Goal
Track down the lines that contain "销售净利率" and copy them.

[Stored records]
************

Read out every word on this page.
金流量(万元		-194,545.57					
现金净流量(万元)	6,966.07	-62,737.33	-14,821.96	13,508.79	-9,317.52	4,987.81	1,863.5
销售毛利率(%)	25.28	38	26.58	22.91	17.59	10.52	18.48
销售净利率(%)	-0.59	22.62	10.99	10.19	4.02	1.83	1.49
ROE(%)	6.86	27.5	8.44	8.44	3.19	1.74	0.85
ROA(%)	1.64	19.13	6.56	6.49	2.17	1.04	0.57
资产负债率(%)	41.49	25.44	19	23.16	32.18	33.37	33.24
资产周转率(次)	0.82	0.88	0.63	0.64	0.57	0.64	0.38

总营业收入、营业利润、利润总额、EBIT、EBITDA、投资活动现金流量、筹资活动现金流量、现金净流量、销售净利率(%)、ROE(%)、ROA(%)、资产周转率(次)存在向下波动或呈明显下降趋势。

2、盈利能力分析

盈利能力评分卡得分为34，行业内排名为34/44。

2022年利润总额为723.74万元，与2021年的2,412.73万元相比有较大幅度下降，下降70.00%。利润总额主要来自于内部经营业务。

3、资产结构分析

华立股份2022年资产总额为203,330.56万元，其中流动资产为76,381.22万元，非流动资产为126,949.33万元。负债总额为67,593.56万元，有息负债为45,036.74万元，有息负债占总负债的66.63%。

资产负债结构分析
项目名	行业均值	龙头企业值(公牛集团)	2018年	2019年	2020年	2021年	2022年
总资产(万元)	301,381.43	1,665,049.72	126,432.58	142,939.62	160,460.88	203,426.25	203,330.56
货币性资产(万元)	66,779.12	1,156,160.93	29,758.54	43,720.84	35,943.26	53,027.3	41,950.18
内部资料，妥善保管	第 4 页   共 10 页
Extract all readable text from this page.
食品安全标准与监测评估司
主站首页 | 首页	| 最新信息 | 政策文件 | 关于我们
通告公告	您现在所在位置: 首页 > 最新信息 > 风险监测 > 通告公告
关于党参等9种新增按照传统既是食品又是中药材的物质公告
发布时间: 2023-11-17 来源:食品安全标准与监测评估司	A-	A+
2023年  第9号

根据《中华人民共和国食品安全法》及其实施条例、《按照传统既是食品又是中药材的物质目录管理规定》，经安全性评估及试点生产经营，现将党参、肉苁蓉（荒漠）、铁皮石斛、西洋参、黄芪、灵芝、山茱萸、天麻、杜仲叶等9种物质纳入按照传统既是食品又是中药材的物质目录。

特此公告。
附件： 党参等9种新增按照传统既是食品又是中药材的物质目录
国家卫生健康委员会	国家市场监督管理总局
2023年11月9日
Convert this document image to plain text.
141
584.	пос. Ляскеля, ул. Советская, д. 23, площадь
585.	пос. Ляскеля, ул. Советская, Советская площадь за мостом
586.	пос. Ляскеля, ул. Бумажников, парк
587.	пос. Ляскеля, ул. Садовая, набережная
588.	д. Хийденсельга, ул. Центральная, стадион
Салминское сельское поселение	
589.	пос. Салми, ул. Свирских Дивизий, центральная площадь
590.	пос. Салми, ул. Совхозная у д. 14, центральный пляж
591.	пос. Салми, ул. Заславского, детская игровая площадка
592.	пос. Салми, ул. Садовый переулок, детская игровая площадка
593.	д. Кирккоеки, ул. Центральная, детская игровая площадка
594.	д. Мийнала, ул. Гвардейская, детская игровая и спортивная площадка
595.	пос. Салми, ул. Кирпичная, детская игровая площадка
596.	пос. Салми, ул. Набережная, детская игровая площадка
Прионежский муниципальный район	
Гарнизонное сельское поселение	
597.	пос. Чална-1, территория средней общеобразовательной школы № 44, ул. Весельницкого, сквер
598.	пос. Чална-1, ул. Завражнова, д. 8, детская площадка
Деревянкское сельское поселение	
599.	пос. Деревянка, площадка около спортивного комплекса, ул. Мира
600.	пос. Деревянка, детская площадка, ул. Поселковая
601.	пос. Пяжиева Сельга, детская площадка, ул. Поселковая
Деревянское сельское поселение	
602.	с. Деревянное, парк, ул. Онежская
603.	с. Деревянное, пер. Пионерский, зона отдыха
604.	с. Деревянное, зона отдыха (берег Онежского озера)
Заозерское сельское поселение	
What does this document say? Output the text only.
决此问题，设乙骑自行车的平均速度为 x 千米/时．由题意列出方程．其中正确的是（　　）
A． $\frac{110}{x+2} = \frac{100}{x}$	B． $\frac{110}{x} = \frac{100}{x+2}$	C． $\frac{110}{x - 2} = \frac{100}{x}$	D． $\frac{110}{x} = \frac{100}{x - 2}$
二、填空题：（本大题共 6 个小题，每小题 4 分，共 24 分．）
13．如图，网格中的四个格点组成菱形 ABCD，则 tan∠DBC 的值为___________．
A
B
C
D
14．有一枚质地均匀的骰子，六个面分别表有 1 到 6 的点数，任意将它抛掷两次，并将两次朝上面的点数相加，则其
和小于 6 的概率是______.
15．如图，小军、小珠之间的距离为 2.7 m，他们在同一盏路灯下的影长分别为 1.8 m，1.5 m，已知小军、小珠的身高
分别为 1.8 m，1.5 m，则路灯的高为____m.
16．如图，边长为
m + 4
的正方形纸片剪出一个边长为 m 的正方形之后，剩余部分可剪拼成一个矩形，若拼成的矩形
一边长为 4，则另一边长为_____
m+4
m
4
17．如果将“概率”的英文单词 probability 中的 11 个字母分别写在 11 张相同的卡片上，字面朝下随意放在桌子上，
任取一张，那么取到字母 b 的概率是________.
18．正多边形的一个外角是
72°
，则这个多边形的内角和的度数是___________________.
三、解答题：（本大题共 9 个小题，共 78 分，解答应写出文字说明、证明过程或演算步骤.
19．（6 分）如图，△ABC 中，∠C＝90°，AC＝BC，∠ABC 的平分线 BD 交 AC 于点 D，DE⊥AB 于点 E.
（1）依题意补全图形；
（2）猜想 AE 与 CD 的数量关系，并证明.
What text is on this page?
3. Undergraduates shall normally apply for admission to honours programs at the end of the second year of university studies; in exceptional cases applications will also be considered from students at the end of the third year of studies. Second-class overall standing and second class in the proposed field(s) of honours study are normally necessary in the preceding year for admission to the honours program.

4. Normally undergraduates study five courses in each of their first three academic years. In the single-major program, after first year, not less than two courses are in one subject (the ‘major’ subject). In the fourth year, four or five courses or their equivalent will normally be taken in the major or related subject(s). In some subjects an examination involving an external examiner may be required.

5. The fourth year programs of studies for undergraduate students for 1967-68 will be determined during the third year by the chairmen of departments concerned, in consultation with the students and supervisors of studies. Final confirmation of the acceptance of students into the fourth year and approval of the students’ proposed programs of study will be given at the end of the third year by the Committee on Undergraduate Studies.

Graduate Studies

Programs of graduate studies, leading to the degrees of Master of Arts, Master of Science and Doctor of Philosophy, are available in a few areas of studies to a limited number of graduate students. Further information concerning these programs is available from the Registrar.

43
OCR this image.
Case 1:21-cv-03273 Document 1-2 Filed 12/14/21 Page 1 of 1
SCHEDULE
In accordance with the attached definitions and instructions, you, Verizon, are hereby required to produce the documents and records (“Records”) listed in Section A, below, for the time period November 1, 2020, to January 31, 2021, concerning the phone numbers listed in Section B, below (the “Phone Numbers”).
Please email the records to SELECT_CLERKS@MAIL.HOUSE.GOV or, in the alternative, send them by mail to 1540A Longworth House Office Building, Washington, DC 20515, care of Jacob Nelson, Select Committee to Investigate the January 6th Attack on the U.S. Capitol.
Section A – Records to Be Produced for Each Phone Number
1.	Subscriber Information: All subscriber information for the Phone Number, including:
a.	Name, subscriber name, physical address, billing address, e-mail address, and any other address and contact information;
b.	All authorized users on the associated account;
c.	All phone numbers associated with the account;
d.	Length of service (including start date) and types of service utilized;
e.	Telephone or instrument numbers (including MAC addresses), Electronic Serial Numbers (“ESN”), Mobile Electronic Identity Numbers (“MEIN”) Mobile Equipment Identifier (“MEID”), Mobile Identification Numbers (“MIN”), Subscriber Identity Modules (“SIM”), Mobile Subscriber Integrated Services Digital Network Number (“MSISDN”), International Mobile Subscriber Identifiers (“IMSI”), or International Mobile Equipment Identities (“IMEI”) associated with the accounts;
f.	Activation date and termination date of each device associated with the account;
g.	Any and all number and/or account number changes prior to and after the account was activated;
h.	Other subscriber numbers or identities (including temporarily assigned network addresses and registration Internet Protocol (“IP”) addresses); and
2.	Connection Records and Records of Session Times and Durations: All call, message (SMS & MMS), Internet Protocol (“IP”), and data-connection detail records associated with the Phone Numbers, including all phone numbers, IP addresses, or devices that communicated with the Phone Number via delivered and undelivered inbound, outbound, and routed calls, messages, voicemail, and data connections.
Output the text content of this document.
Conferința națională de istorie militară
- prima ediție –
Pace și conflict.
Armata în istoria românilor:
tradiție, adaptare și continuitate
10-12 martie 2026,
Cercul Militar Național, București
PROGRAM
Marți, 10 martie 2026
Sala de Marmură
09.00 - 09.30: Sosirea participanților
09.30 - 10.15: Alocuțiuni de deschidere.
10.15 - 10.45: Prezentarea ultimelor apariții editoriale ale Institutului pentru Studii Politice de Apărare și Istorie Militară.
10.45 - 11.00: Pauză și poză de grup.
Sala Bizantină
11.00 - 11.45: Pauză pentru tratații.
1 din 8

************

Finished answer
销售净利率(%)	-0.59	22.62	10.99	10.19	4.02	1.83	1.49
总营业收入、营业利润、利润总额、EBIT、EBITDA、投资活动现金流量、筹资活动现金流量、现金净流量、销售净利率(%)、ROE(%)、ROA(%)、资产周转率(次)存在向下波动或呈明显下降趋势。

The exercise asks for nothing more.